It’s the prophetic butterfly effect.  You know about the butterfly effect, right?  It’s a scientific metaphor of the interconnectedness of life on our planet – that the fluttering of a butterfly’s wings on one continent effects one tiny change after another, eventually causing storms continents away.  I don’t know anything about climatology, but I do know about the baffling way God chooses to work – and it’s very much a butterfly-effect kind of thing.  Seven days and a few hours from now, on Christmas Eve, we’re going to celebrate the astonishing fact that the sovereign of the universe chose to bridge the gap between us by coming to be one of us, redirecting history by being born into poverty and oppression in a backwater of a tyrannical empire.  Inhabiting that world for 33 years or so, God changed the heart of one individual after another, leaving the world forever changed and millions of us forever looking to the future with crazy hope.  So, yes, Jesus says, the world is on fire.  It’s been on fire for a long, long time now.  And that’s not good.  But it’s also not the end of the story.

So, back to the question I started with:  Where is your hope?  Your hope is to be the next in line for the butterfly effect of the world’s salvation.  And you do that by being exactly what John the Baptist is in today’s reading: a witness, in both a spiritual and a legal sense.  John the Baptist “came as a witness to testify to the light” – light that the darkness cannot overcome – “so that all might believe through him” (John 1:7).  John isn’t changing the world in a flash, through his own power.  John just points to what he knows and who he knows, reporting God’s truth about this world we’re blessed to inhabit.  The oppressive forces around you actually aren’t in control, John says – God is.  OK, say the regular folks in the crowd – what should we do?  Well, John says, it’s not enough to assume you’re on the right team.  You’ve got to act:  Share your food and your clothing with people who don’t have enough.  OK, so what should we do, ask the tax collectors and the soldiers?  Well, you’ve got change how you act, John says:  Stop exploiting people who have less power than you do just because the system lets you get away with it. (Luke 3:10-14)  Well, why, they ask?  Because, John says – as he channels the prophet Isaiah – because the reign and rule of God is about bringing good news to the oppressed, and binding up the brokenhearted, and freeing the captives, and releasing the prisoners, and forgiving impossible debts (which is what “the year of the Lord’s favor” means), and meeting the needs of those suffering from their land’s devastation. (Isaiah 61:1-4)  That’s God’s plan.

• Exercise instructions: Continue the passage above about John the Baptist as a witness, beginning after its final sentence.

Bounding box prediction data:
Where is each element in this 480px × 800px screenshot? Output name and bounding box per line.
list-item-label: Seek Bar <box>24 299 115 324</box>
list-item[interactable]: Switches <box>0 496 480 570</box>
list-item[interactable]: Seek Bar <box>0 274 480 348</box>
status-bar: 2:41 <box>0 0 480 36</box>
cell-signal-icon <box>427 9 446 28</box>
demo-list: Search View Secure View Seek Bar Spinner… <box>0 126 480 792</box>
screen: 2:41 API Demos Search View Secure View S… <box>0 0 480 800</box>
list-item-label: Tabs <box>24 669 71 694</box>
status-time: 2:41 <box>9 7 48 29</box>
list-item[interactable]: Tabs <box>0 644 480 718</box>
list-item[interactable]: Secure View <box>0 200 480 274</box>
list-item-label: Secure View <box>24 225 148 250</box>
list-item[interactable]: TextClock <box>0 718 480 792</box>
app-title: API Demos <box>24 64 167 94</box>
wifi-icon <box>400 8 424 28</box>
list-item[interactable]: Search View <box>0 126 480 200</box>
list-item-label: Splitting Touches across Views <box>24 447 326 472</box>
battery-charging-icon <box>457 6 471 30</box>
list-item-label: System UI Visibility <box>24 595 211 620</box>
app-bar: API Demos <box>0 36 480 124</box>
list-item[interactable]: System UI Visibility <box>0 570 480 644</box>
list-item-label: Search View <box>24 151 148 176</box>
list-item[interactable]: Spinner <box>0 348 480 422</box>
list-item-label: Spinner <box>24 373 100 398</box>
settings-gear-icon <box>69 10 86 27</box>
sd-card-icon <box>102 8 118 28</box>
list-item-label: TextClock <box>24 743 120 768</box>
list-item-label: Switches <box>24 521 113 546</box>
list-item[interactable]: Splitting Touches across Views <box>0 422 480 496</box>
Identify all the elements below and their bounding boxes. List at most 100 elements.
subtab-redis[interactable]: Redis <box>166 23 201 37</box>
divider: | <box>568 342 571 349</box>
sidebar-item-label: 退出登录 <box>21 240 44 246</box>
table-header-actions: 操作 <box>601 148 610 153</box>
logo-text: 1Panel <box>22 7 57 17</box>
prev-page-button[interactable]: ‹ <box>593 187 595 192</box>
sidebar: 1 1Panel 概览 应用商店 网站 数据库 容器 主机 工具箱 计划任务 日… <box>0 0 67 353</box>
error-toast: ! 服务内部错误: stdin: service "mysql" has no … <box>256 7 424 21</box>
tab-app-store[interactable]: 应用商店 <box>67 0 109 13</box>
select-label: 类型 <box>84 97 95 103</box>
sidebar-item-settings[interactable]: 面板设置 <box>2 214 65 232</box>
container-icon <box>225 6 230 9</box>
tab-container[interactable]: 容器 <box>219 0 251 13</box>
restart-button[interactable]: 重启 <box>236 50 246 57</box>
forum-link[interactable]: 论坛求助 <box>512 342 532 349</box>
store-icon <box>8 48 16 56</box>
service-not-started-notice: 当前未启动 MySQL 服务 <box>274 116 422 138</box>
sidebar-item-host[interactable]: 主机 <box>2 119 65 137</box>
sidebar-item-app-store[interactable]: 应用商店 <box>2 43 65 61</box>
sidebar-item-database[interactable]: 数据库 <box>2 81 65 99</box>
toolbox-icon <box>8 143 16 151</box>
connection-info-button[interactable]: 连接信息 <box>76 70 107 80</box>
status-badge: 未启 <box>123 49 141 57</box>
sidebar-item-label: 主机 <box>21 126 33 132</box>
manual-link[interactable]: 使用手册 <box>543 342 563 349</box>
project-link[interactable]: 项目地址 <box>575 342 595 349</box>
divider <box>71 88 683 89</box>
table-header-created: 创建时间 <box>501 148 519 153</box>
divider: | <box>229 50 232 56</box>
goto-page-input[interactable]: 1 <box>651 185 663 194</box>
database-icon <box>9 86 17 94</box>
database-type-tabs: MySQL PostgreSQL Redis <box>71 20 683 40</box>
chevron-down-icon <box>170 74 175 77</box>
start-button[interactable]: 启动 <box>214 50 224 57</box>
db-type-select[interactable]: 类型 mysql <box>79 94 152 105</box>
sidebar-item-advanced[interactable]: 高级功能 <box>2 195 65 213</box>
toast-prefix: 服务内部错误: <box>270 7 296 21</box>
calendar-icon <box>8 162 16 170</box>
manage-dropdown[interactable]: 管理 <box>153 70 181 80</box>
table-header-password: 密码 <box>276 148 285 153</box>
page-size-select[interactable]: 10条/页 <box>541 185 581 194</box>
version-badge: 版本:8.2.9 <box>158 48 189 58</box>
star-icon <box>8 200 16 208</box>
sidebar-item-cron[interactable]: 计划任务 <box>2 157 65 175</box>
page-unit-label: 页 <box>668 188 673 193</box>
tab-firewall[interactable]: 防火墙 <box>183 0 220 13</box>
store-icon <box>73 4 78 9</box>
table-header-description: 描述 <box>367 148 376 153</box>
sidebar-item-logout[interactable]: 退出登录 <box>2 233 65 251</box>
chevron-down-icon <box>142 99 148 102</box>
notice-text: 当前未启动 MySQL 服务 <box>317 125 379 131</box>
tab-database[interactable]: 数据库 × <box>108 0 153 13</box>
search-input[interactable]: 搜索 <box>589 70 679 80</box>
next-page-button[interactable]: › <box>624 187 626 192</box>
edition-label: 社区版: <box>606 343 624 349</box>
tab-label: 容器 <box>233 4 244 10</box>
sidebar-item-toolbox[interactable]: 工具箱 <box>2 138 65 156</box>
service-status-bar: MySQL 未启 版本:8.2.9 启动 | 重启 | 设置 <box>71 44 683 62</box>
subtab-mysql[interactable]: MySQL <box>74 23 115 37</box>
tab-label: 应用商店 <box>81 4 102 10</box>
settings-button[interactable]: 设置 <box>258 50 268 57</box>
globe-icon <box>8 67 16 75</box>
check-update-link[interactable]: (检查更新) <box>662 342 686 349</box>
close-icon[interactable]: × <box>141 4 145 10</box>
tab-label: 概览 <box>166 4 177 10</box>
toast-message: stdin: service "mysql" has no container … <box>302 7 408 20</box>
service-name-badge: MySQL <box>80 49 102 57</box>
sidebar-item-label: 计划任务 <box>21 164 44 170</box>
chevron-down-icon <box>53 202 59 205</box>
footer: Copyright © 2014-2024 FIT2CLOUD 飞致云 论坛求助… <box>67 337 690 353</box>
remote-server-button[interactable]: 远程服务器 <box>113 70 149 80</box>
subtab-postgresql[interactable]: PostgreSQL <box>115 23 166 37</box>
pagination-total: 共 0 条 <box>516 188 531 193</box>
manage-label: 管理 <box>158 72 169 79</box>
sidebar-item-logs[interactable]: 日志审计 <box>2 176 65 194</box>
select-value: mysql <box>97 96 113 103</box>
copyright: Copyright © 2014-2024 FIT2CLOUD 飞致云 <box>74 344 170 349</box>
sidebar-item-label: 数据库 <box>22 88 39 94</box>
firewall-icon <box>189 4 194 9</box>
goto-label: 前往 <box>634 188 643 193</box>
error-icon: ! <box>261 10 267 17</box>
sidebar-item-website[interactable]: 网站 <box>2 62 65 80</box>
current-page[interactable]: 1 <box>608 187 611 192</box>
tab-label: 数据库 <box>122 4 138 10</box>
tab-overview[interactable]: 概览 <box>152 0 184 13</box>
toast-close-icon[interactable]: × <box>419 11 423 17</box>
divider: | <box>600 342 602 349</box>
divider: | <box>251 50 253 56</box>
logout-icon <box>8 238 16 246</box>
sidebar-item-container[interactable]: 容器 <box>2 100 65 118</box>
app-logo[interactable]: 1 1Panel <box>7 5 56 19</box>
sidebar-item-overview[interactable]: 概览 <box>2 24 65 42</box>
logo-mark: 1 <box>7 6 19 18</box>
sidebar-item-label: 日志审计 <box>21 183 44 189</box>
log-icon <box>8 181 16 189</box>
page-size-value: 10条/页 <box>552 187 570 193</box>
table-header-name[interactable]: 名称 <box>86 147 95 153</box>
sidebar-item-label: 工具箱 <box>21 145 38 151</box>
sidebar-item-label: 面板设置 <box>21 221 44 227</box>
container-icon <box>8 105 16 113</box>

• Written reply:
It turns out, you and I get the chance every day to witness to that divine light – the Light that the world’s darkness cannot overcome.  How can we do that?  Here’s one idea.  You can come back in seven days and a few hours, and testify to God’s dominion over our world through a very worldly action.  On Christmas Eve and Christmas Day, we’ll gather to remember the stories of how God’s light came, not in blinding victory over the armies of the earth but flickering in a cave on a hillside.  We’ll remember how that light sets our own hearts on fire, turning grinches and scrooges into Love’s witnesses.  And we’ll then get the opportunity to flutter our own butterfly wings in an outward and visible way.  As we remember the Son of God who came as a child with nothing, we’ll give in order to change the lives of one child after another.  The gifts from our worship here at Christmas will go not to the church but to children we serve – 300 kids at a school in rural Haiti, 100 percent of whose graduating class passed the national exam last year; as well as 43 families at Benjamin Banneker Elementary in Kansas City, who are pairing with 39 St. Andrew’s members and friends to put food on the table and get to know each other.  Here in the candlelit brightness of our Silent Night, with each gift we make, our butterfly wings will heal a broken world.

And that’ll be just the start.  Butterflies flutter their wings over and over again as they cross continents, changing the world in ways they never see.  And so do we, if we choose.  Even in a world on fire, hope is as real as your next act of witness to the Light that shines in the darkness – God’s light, which the darkness cannot overcome.